DATASET RECORDS
_ _ _ _
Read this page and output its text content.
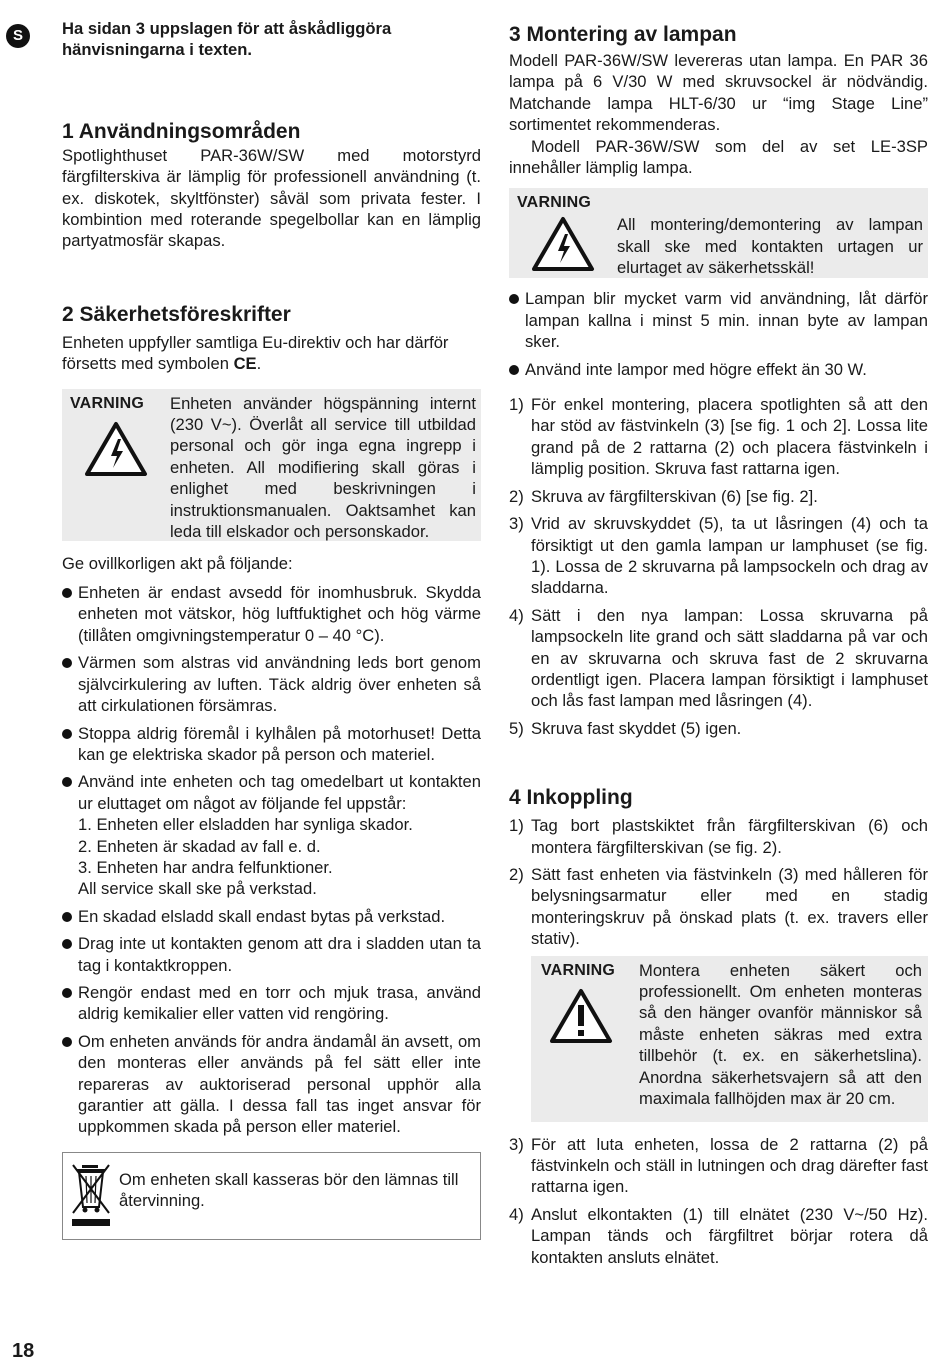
S
18

Ha sidan 3 uppslagen för att åskådliggöra hänvisningarna i texten.

1 Användningsområden

Spotlighthuset PAR-36W/SW med motorstyrd färgfilterskiva är lämplig för professionell användning (t. ex. diskotek, skyltfönster) såväl som privata fester. I kombintion med roterande spegelbollar kan en lämplig partyatmosfär skapas.

2 Säkerhetsföreskrifter

Enheten uppfyller samtliga Eu-direktiv och har därför försetts med symbolen CE.

VARNING Enheten använder högspänning internt (230 V~). Överlåt all service till utbildad personal och gör inga egna ingrepp i enheten. All modifiering skall göras i enlighet med beskrivningen i instruktionsmanualen. Oaktsamhet kan leda till elskador och personskador.

Ge ovillkorligen akt på följande:

Enheten är endast avsedd för inomhusbruk. Skydda enheten mot vätskor, hög luftfuktighet och hög värme (tillåten omgivningstemperatur 0 – 40 °C).
Värmen som alstras vid användning leds bort genom självcirkulering av luften. Täck aldrig över enheten så att cirkulationen försämras.
Stoppa aldrig föremål i kylhålen på motorhuset! Detta kan ge elektriska skador på person och materiel.
Använd inte enheten och tag omedelbart ut kontakten ur eluttaget om något av följande fel uppstår:
1. Enheten eller elsladden har synliga skador.
2. Enheten är skadad av fall e. d.
3. Enheten har andra felfunktioner.
All service skall ske på verkstad.
En skadad elsladd skall endast bytas på verkstad.
Drag inte ut kontakten genom att dra i sladden utan ta tag i kontaktkroppen.
Rengör endast med en torr och mjuk trasa, använd aldrig kemikalier eller vatten vid rengöring.
Om enheten används för andra ändamål än avsett, om den monteras eller används på fel sätt eller inte repareras av auktoriserad personal upphör alla garantier att gälla. I dessa fall tas inget ansvar för uppkommen skada på person eller materiel.

Om enheten skall kasseras bör den lämnas till återvinning.

3 Montering av lampan

Modell PAR-36W/SW levereras utan lampa. En PAR 36 lampa på 6 V/30 W med skruvsockel är nödvändig. Matchande lampa HLT-6/30 ur “img Stage Line” sortimentet rekommenderas.

Modell PAR-36W/SW som del av set LE-3SP innehåller lämplig lampa.

VARNING

All montering/demontering av lampan skall ske med kontakten urtagen ur elurtaget av säkerhetsskäl!

Lampan blir mycket varm vid användning, låt därför lampan kallna i minst 5 min. innan byte av lampan sker.
Använd inte lampor med högre effekt än 30 W.
1) För enkel montering, placera spotlighten så att den har stöd av fästvinkeln (3) [se fig. 1 och 2]. Lossa lite grand på de 2 rattarna (2) och placera fästvinkeln i lämplig position. Skruva fast rattarna igen.
2) Skruva av färgfilterskivan (6) [se fig. 2].
3) Vrid av skruvskyddet (5), ta ut låsringen (4) och ta försiktigt ut den gamla lampan ur lamphuset (se fig. 1). Lossa de 2 skruvarna på lampsockeln och drag av sladdarna.
4) Sätt i den nya lampan: Lossa skruvarna på lampsockeln lite grand och sätt sladdarna på var och en av skruvarna och skruva fast de 2 skruvarna ordentligt igen. Placera lampan försiktigt i lamphuset och lås fast lampan med låsringen (4).
5) Skruva fast skyddet (5) igen.
4 Inkoppling
1) Tag bort plastskiktet från färgfilterskivan (6) och montera färgfilterskivan (se fig. 2).
2) Sätt fast enheten via fästvinkeln (3) med hålleren för belysningsarmatur eller med en stadig monteringskruv på önskad plats (t. ex. travers eller stativ).
VARNING Montera enheten säkert och professionellt. Om enheten monteras så den hänger ovanför människor så måste enheten säkras med extra tillbehör (t. ex. en säkerhetslina). Anordna säkerhetsvajern så att den maximala fallhöjden max är 20 cm.

3) För att luta enheten, lossa de 2 rattarna (2) på fästvinkeln och ställ in lutningen och drag därefter fast rattarna igen.
4) Anslut elkontakten (1) till elnätet (230 V~/50 Hz). Lampan tänds och färgfiltret börjar rotera då kontakten ansluts elnätet.
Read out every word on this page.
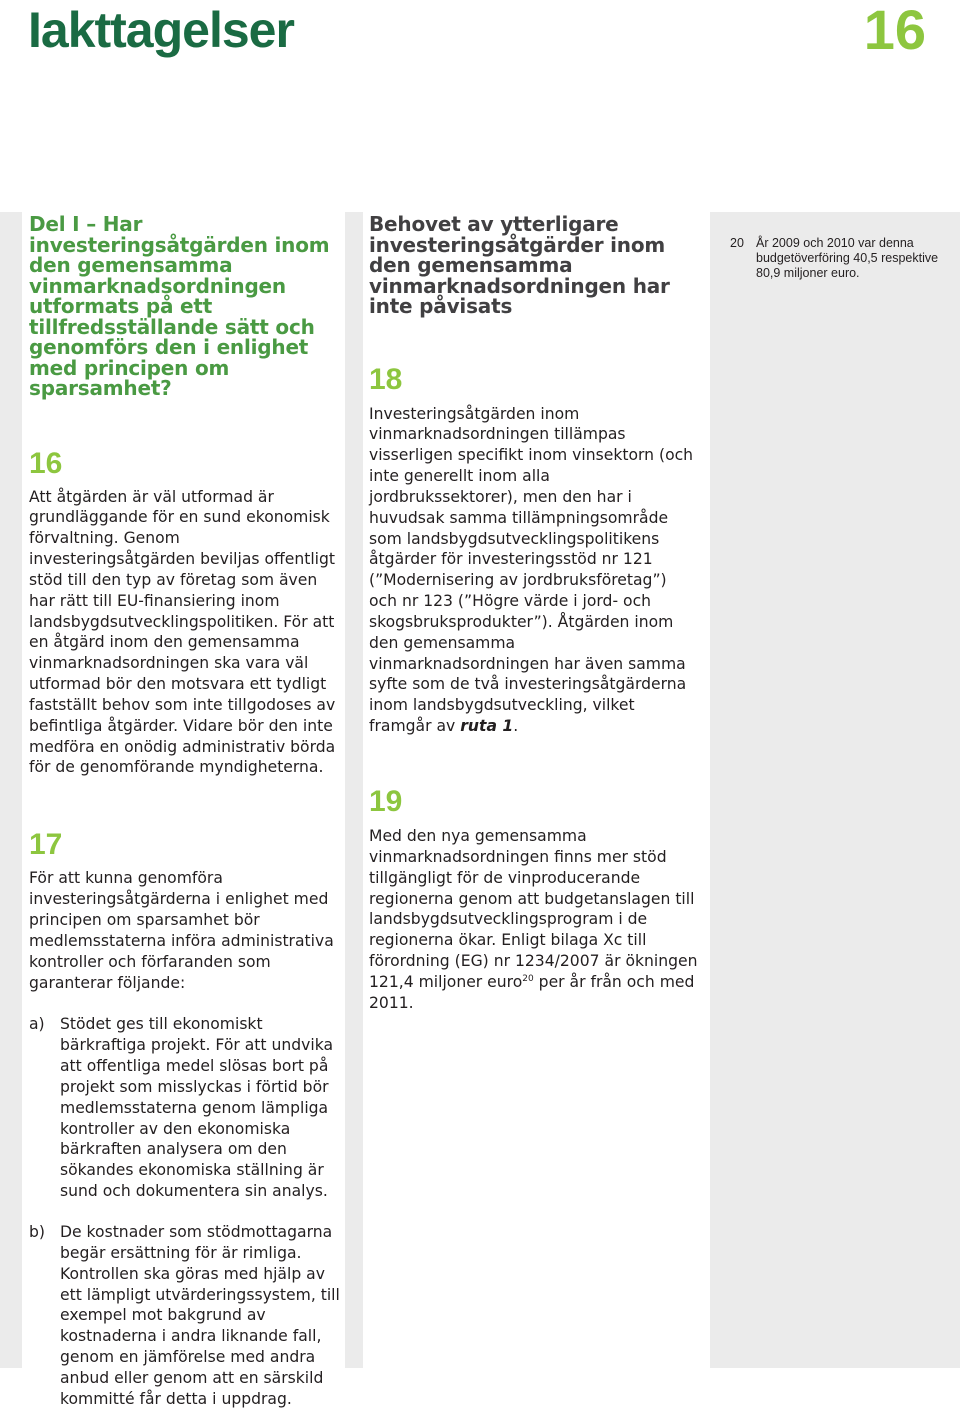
Iakttagelser	16
Del I – Har investeringsåtgärden inom den gemensamma vinmarknadsordningen utformats på ett tillfredsställande sätt och genomförs den i enlighet med principen om sparsamhet?
16

Att åtgärden är väl utformad är grundläggande för en sund ekonomisk förvaltning. Genom investeringsåtgärden beviljas offentligt stöd till den typ av företag som även har rätt till EU-finansiering inom landsbygdsutvecklingspolitiken. För att en åtgärd inom den gemensamma vinmarknadsordningen ska vara väl utformad bör den motsvara ett tydligt fastställt behov som inte tillgodoses av befintliga åtgärder. Vidare bör den inte medföra en onödig administrativ börda för de genomförande myndigheterna.

17

För att kunna genomföra investeringsåtgärderna i enlighet med principen om sparsamhet bör medlemsstaterna införa administrativa kontroller och förfaranden som garanterar följande:

a) Stödet ges till ekonomiskt bärkraftiga projekt. För att undvika att offentliga medel slösas bort på projekt som misslyckas i förtid bör medlemsstaterna genom lämpliga kontroller av den ekonomiska bärkraften analysera om den sökandes ekonomiska ställning är sund och dokumentera sin analys.

b) De kostnader som stödmottagarna begär ersättning för är rimliga. Kontrollen ska göras med hjälp av ett lämpligt utvärderingssystem, till exempel mot bakgrund av kostnaderna i andra liknande fall, genom en jämförelse med andra anbud eller genom att en särskild kommitté får detta i uppdrag.

Behovet av ytterligare investeringsåtgärder inom den gemensamma vinmarknadsordningen har inte påvisats
18

Investeringsåtgärden inom vinmarknadsordningen tillämpas visserligen specifikt inom vinsektorn (och inte generellt inom alla jordbrukssektorer), men den har i huvudsak samma tillämpningsområde som landsbygdsutvecklingspolitikens åtgärder för investeringsstöd nr 121 (”Modernisering av jordbruksföretag”) och nr 123 (”Högre värde i jord- och skogsbruksprodukter”). Åtgärden inom den gemensamma vinmarknadsordningen har även samma syfte som de två investeringsåtgärderna inom landsbygdsutveckling, vilket framgår av ruta 1.

19

Med den nya gemensamma vinmarknadsordningen finns mer stöd tillgängligt för de vinproducerande regionerna genom att budgetanslagen till landsbygdsutvecklingsprogram i de regionerna ökar. Enligt bilaga Xc till förordning (EG) nr 1234/2007 är ökningen 121,4 miljoner euro$^{20}$ per år från och med 2011.

20 År 2009 och 2010 var denna budgetöverföring 40,5 respektive 80,9 miljoner euro.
_ _ _ _
WHAT TO PRODUCE
Copy out all lines above that include the string "lamphuset".

ANSWER TO THIS TASK
3) Vrid av skruvskyddet (5), ta ut låsringen (4) och ta försiktigt ut den gamla lampan ur lamphuset (se fig. 1). Lossa de 2 skruvarna på lampsockeln och drag av sladdarna.
4) Sätt i den nya lampan: Lossa skruvarna på lampsockeln lite grand och sätt sladdarna på var och en av skruvarna och skruva fast de 2 skruvarna ordentligt igen. Placera lampan försiktigt i lamphuset och lås fast lampan med låsringen (4).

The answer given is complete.